──────── ITEMS ────────

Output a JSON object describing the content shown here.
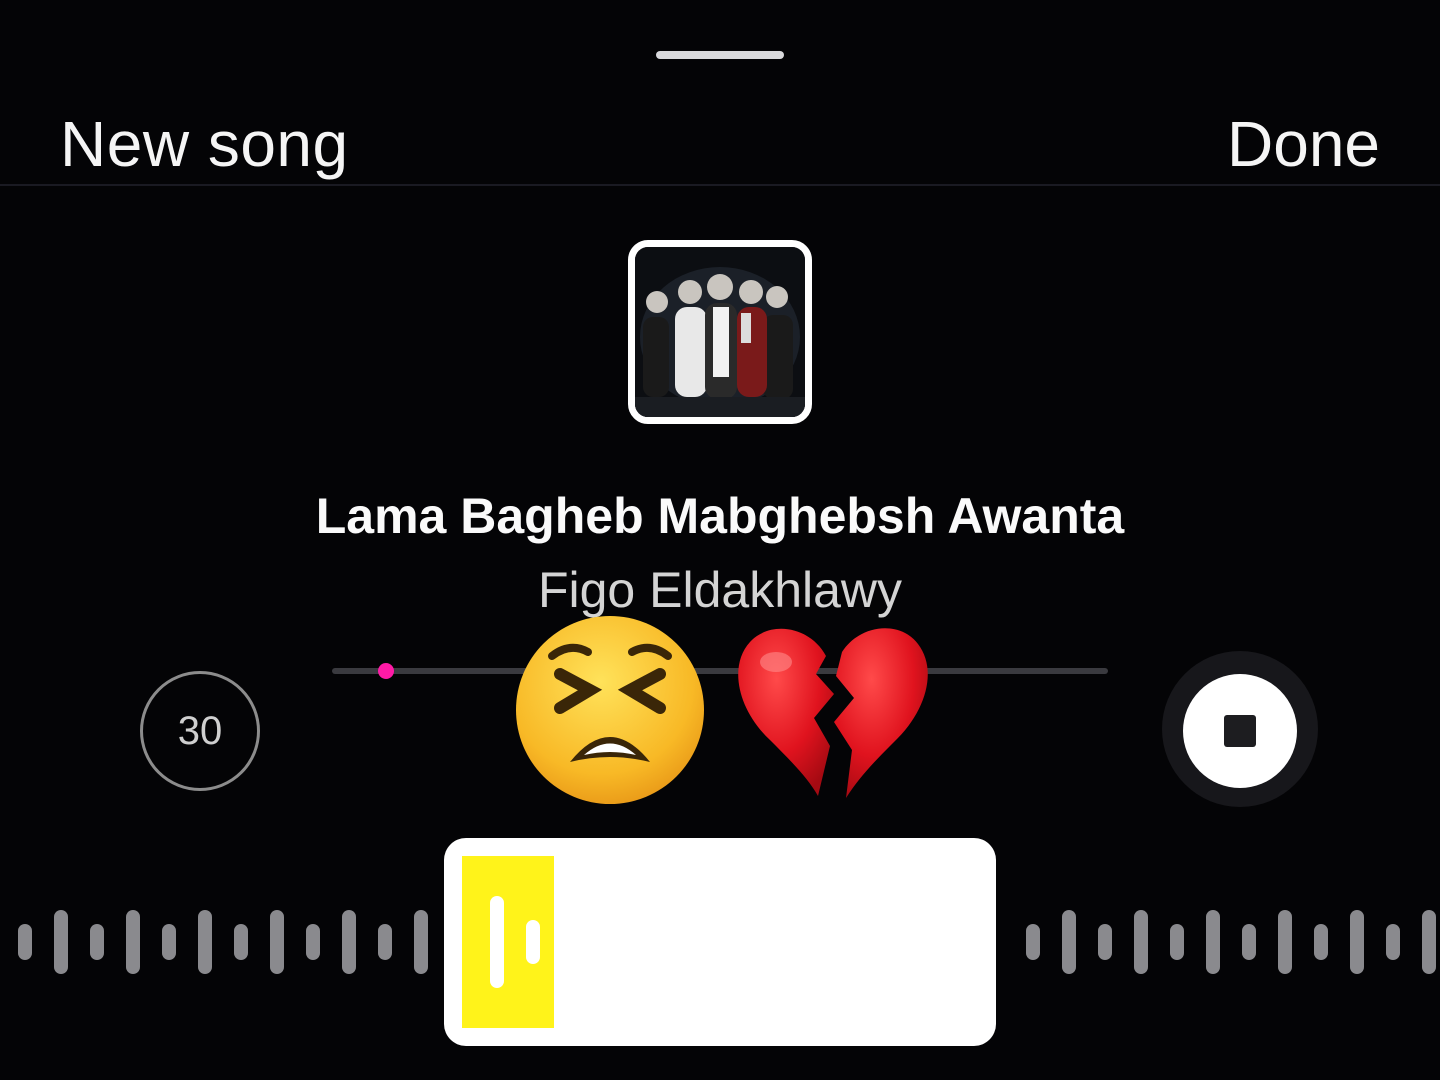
{
  "header": {
    "title": "New song",
    "done_label": "Done"
  },
  "track": {
    "title": "Lama Bagheb Mabghebsh Awanta",
    "artist": "Figo Eldakhlawy"
  },
  "controls": {
    "duration_label": "30",
    "playback_state": "playing",
    "scrub_position": 0.07
  },
  "overlay_emojis": [
    "weary-face",
    "broken-heart"
  ],
  "colors": {
    "accent_pink": "#ff1aa6",
    "selection_yellow": "#fff31a",
    "waveform_gray": "#8a8a8e"
  }
}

────────

_THE TASK_
Extract all lines that hold the word "title".

_FULL OUTPUT_
    "title": "New song",
    "title": "Lama Bagheb Mabghebsh Awanta",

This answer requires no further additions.